• TASK OBJECTIVE
Copy every line of the entries that includes the word "Forex".
────────────────
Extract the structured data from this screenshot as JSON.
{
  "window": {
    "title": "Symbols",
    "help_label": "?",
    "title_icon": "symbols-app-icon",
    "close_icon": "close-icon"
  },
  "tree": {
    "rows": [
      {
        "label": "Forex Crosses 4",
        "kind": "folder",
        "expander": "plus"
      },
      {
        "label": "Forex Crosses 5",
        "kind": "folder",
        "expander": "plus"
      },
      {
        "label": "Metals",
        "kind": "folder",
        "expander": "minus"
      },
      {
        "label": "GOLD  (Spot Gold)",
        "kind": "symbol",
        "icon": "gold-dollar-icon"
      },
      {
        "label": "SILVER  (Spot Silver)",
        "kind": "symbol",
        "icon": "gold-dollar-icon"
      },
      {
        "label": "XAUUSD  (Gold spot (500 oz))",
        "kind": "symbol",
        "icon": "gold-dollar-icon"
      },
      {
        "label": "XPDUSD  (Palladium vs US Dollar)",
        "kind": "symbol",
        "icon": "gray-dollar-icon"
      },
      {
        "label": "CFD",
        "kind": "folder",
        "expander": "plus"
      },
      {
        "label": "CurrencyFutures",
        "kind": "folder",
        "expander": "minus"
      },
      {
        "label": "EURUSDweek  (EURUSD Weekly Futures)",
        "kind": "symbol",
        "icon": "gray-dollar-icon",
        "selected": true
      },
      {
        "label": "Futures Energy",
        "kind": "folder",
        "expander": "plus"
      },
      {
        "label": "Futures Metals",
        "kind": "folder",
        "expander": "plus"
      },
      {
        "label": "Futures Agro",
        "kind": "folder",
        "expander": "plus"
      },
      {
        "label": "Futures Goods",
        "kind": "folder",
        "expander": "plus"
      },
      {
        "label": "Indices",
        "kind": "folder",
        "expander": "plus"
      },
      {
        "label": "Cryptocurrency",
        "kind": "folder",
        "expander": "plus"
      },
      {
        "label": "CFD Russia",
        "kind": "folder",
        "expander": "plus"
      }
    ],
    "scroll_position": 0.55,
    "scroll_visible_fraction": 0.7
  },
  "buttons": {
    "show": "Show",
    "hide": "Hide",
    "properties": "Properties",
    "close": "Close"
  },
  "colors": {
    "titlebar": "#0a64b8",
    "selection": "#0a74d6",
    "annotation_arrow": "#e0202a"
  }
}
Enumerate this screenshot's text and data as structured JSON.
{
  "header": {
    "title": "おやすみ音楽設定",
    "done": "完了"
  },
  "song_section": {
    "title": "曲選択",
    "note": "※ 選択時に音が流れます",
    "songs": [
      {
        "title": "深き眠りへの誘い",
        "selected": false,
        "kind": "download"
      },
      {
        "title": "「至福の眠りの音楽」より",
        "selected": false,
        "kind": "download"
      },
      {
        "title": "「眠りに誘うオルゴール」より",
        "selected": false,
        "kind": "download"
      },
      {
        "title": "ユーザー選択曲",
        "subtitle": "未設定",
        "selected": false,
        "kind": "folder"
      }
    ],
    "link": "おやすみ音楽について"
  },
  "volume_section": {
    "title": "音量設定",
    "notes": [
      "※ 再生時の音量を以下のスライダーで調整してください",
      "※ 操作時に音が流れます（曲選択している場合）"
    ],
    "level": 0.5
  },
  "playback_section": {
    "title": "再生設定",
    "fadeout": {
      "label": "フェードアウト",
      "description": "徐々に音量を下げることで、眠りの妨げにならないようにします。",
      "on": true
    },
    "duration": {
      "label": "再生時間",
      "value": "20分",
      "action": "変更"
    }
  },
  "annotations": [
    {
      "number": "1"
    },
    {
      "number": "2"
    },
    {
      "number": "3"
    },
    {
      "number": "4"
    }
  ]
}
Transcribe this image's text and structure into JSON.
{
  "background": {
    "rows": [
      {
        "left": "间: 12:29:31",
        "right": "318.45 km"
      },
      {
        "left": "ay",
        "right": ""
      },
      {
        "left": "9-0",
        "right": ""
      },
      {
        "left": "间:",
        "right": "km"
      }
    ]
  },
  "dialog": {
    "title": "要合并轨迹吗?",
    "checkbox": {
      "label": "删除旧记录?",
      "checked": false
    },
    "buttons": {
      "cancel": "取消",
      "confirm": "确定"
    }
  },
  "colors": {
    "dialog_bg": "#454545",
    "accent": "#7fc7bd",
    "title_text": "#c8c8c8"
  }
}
────────────────
• ANSWER TO THE TASK
        "label": "Forex Crosses 4",
        "label": "Forex Crosses 5",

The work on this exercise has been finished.